■ **WHAT IS BEING ASKED**
Check each line of the records below for the string "colorbar", then state how many lines contain it, with no other output.

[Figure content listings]
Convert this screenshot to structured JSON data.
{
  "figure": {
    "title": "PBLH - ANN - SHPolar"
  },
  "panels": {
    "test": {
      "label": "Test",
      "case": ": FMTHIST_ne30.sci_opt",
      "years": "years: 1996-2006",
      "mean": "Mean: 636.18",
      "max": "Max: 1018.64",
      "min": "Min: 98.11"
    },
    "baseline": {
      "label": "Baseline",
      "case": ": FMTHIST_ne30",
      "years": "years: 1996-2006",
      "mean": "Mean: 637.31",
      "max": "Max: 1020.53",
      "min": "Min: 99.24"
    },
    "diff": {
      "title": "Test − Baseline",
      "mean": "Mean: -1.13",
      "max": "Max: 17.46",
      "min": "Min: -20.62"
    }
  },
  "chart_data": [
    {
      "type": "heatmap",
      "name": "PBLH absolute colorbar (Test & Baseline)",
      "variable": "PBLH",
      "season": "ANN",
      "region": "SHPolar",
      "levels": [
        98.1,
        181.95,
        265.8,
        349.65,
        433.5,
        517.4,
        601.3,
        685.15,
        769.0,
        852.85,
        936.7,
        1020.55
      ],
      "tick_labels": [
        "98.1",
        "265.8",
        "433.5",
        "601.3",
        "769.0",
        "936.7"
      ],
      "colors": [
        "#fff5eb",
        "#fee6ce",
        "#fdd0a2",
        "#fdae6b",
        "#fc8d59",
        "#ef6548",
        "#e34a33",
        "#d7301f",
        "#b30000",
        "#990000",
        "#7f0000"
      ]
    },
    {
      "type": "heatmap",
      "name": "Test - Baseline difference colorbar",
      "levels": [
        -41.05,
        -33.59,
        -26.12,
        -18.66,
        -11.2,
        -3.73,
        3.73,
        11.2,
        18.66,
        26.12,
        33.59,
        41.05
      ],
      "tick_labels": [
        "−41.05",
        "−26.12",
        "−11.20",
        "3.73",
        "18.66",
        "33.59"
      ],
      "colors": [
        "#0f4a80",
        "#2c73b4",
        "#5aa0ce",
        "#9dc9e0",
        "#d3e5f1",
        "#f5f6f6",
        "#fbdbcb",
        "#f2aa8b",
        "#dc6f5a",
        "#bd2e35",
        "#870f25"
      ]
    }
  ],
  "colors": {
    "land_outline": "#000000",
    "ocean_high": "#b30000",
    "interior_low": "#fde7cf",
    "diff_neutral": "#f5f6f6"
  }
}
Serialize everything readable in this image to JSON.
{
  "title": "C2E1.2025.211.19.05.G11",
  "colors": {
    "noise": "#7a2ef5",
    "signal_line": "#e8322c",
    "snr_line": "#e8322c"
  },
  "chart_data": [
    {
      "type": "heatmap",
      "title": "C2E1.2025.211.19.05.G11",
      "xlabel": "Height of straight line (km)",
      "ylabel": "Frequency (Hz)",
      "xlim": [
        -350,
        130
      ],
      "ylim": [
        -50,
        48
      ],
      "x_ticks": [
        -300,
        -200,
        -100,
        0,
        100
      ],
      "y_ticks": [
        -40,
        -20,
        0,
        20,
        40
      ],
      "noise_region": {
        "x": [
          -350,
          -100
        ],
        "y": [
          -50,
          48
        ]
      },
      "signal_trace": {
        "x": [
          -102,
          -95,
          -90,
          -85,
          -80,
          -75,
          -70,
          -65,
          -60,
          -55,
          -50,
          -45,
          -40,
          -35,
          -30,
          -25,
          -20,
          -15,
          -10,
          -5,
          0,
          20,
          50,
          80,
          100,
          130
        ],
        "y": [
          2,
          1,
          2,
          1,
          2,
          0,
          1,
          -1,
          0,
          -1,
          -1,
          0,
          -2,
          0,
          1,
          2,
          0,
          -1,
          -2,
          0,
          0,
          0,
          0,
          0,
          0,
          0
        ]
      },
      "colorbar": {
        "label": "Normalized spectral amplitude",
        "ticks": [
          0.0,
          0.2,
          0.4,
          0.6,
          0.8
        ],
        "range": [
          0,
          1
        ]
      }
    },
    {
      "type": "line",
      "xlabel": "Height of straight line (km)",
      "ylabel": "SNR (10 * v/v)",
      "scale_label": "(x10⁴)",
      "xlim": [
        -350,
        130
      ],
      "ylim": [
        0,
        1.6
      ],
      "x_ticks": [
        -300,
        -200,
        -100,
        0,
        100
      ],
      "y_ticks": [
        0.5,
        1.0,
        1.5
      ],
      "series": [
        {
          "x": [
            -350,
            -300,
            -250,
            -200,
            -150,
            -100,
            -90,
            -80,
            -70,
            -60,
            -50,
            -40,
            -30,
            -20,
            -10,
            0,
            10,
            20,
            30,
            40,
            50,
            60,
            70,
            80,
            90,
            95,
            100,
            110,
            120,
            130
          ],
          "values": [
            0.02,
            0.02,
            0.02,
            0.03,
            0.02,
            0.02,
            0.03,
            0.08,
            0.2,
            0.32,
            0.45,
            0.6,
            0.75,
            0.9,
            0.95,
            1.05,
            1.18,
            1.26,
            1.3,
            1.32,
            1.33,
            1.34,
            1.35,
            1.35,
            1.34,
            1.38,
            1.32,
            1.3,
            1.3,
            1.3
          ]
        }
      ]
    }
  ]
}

■ **OUTPUT FOR THIS EXERCISE**
3